Pull out all lines from the listing below in which the word "Shot" appears.

——————

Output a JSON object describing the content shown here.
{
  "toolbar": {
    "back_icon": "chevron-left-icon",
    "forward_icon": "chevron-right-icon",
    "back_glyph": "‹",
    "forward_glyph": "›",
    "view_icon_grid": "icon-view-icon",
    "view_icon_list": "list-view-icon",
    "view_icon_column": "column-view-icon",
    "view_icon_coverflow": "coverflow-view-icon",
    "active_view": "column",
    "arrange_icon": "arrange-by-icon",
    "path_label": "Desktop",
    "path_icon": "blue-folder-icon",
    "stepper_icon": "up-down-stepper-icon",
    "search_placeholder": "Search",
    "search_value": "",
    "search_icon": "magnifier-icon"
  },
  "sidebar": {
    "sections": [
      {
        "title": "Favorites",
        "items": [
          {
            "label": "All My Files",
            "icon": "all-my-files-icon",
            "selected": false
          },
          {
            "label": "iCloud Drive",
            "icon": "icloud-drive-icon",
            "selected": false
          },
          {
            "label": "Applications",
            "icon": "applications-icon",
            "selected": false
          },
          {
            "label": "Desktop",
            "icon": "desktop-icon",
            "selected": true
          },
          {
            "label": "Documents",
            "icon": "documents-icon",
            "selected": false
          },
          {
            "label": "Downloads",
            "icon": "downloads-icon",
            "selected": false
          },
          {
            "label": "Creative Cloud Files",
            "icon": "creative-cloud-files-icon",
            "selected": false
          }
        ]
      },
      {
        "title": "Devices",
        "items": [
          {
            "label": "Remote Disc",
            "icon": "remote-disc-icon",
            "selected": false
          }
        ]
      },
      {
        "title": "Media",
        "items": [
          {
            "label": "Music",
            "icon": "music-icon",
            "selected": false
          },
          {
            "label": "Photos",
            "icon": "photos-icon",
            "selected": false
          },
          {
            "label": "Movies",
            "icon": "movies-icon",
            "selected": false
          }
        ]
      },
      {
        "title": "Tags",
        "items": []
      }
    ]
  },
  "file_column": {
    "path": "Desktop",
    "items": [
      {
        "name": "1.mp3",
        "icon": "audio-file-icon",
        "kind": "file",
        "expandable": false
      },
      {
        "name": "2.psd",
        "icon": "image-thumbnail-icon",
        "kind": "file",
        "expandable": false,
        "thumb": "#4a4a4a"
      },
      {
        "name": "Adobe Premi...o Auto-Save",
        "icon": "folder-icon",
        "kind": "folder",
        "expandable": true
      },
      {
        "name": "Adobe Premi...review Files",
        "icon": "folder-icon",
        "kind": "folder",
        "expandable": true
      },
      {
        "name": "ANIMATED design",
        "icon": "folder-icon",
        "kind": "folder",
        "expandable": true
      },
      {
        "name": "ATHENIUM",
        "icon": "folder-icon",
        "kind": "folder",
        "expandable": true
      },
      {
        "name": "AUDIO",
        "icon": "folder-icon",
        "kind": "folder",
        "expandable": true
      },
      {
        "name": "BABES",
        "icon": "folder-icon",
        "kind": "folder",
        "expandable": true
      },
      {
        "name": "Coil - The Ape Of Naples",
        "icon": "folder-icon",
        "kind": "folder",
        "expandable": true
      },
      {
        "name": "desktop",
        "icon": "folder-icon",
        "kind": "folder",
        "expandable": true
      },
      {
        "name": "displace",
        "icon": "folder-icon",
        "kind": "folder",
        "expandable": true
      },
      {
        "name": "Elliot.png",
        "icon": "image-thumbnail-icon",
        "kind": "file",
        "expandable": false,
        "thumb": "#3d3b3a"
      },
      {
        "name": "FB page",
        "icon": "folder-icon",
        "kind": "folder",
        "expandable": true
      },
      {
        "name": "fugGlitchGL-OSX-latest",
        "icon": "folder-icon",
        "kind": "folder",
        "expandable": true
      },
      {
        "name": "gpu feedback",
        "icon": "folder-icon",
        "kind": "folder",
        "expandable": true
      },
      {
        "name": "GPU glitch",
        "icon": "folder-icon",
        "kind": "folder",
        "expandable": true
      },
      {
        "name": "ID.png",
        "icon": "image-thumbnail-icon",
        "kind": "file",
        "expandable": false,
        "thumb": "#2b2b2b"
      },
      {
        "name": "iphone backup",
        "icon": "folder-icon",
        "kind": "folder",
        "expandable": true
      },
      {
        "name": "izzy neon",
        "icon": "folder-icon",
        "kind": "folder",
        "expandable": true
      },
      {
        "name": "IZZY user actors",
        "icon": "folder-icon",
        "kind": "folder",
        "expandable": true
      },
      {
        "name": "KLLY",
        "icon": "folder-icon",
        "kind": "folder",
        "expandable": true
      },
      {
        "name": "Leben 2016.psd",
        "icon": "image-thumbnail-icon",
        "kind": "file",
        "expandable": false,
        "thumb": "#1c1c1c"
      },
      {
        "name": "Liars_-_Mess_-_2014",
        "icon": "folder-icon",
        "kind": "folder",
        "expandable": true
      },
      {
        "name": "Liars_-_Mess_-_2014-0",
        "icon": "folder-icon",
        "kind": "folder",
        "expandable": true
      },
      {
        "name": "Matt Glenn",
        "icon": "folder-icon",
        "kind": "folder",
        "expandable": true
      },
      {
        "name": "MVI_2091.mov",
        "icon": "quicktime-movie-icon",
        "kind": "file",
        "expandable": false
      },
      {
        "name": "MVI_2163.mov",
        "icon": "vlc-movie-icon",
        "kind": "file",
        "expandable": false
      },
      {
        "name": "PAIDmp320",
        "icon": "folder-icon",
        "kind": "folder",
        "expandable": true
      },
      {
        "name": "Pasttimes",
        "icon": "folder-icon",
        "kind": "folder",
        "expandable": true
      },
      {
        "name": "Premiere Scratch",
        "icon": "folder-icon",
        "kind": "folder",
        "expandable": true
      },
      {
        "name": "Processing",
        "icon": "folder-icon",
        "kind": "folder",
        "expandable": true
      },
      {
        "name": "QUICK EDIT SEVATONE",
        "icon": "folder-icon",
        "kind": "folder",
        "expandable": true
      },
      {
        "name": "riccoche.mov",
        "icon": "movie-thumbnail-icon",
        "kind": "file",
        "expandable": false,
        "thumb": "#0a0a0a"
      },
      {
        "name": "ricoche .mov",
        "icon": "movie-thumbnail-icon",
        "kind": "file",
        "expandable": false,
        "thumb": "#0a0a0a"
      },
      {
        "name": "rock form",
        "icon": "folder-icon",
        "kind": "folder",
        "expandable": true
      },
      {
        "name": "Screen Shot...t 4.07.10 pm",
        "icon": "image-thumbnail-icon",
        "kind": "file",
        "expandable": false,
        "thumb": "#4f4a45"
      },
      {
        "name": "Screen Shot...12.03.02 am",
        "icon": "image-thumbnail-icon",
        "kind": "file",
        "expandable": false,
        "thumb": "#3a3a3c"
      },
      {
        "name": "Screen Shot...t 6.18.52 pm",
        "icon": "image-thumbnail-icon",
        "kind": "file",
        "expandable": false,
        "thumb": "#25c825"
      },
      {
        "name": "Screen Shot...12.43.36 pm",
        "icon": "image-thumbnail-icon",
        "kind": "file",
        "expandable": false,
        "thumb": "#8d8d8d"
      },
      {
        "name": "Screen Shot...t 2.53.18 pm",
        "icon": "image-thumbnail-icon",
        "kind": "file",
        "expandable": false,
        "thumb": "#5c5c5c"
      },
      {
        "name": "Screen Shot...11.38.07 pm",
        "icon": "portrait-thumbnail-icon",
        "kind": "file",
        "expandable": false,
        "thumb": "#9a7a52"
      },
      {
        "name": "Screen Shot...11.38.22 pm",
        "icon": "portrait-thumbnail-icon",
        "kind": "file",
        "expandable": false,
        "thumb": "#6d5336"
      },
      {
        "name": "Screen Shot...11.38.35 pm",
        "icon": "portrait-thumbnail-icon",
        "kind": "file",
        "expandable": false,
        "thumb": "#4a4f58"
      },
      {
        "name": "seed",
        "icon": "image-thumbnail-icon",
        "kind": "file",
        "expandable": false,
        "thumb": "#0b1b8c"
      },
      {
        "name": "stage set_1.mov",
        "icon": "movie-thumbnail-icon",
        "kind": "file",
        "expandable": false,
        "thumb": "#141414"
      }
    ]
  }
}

——————

- [Answer to this problem]:
        "name": "Screen Shot...t 4.07.10 pm",
        "name": "Screen Shot...12.03.02 am",
        "name": "Screen Shot...t 6.18.52 pm",
        "name": "Screen Shot...12.43.36 pm",
        "name": "Screen Shot...t 2.53.18 pm",
        "name": "Screen Shot...11.38.07 pm",
        "name": "Screen Shot...11.38.22 pm",
        "name": "Screen Shot...11.38.35 pm",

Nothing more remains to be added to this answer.